### Exercise prompt
Would you repeat each line below exactly, without the pictures?

Dataset records
##########
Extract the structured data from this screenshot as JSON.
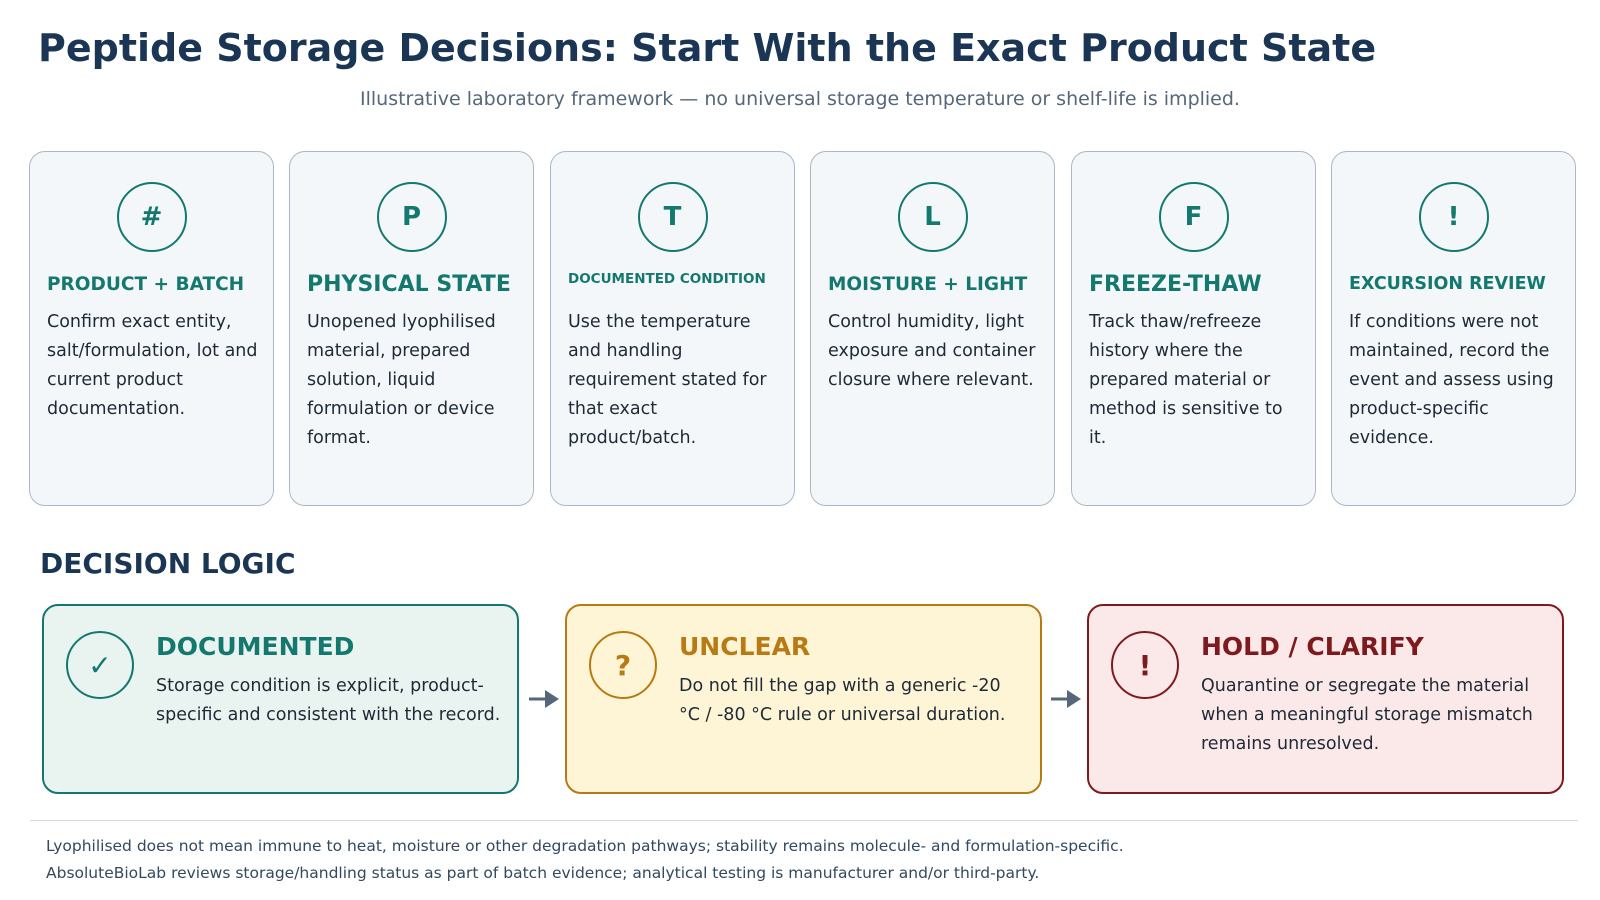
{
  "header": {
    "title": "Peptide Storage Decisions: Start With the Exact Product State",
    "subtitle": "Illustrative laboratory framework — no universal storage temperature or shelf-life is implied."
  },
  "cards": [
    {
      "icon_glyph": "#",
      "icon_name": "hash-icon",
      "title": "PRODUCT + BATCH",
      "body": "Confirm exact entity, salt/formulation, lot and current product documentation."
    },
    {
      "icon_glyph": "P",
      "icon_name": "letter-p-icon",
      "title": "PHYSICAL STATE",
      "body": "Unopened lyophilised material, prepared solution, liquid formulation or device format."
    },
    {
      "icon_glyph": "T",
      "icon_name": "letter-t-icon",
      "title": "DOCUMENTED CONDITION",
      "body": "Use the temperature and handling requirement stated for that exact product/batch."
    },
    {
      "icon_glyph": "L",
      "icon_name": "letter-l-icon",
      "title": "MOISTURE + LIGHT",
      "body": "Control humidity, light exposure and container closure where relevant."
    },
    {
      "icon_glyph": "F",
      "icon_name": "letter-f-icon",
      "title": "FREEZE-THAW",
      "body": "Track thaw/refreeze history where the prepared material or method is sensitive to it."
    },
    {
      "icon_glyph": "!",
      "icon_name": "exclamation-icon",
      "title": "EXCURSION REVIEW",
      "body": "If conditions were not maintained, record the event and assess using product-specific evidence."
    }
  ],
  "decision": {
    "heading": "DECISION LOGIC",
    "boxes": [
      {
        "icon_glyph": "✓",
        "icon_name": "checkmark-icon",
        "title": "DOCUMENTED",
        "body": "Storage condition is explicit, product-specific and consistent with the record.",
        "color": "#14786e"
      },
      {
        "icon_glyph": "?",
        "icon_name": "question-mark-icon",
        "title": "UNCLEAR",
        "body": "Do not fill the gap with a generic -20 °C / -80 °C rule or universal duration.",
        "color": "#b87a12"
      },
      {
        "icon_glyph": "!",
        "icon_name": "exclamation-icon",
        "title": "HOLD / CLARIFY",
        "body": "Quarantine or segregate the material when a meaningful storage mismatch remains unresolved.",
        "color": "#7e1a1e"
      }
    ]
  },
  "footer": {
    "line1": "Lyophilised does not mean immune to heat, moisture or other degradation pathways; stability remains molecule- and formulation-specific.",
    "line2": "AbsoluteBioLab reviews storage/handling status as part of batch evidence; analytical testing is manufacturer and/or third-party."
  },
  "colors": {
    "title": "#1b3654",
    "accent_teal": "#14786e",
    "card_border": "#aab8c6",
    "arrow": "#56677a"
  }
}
##########
### Your response
Extract the structured data from this screenshot as JSON.
{
  "header": {
    "title": "Peptide Storage Decisions: Start With the Exact Product State",
    "subtitle": "Illustrative laboratory framework — no universal storage temperature or shelf-life is implied."
  },
  "cards": [
    {
      "icon_glyph": "#",
      "icon_name": "hash-icon",
      "title": "PRODUCT + BATCH",
      "body": "Confirm exact entity, salt/formulation, lot and current product documentation."
    },
    {
      "icon_glyph": "P",
      "icon_name": "letter-p-icon",
      "title": "PHYSICAL STATE",
      "body": "Unopened lyophilised material, prepared solution, liquid formulation or device format."
    },
    {
      "icon_glyph": "T",
      "icon_name": "letter-t-icon",
      "title": "DOCUMENTED CONDITION",
      "body": "Use the temperature and handling requirement stated for that exact product/batch."
    },
    {
      "icon_glyph": "L",
      "icon_name": "letter-l-icon",
      "title": "MOISTURE + LIGHT",
      "body": "Control humidity, light exposure and container closure where relevant."
    },
    {
      "icon_glyph": "F",
      "icon_name": "letter-f-icon",
      "title": "FREEZE-THAW",
      "body": "Track thaw/refreeze history where the prepared material or method is sensitive to it."
    },
    {
      "icon_glyph": "!",
      "icon_name": "exclamation-icon",
      "title": "EXCURSION REVIEW",
      "body": "If conditions were not maintained, record the event and assess using product-specific evidence."
    }
  ],
  "decision": {
    "heading": "DECISION LOGIC",
    "boxes": [
      {
        "icon_glyph": "✓",
        "icon_name": "checkmark-icon",
        "title": "DOCUMENTED",
        "body": "Storage condition is explicit, product-specific and consistent with the record.",
        "color": "#14786e"
      },
      {
        "icon_glyph": "?",
        "icon_name": "question-mark-icon",
        "title": "UNCLEAR",
        "body": "Do not fill the gap with a generic -20 °C / -80 °C rule or universal duration.",
        "color": "#b87a12"
      },
      {
        "icon_glyph": "!",
        "icon_name": "exclamation-icon",
        "title": "HOLD / CLARIFY",
        "body": "Quarantine or segregate the material when a meaningful storage mismatch remains unresolved.",
        "color": "#7e1a1e"
      }
    ]
  },
  "footer": {
    "line1": "Lyophilised does not mean immune to heat, moisture or other degradation pathways; stability remains molecule- and formulation-specific.",
    "line2": "AbsoluteBioLab reviews storage/handling status as part of batch evidence; analytical testing is manufacturer and/or third-party."
  },
  "colors": {
    "title": "#1b3654",
    "accent_teal": "#14786e",
    "card_border": "#aab8c6",
    "arrow": "#56677a"
  }
}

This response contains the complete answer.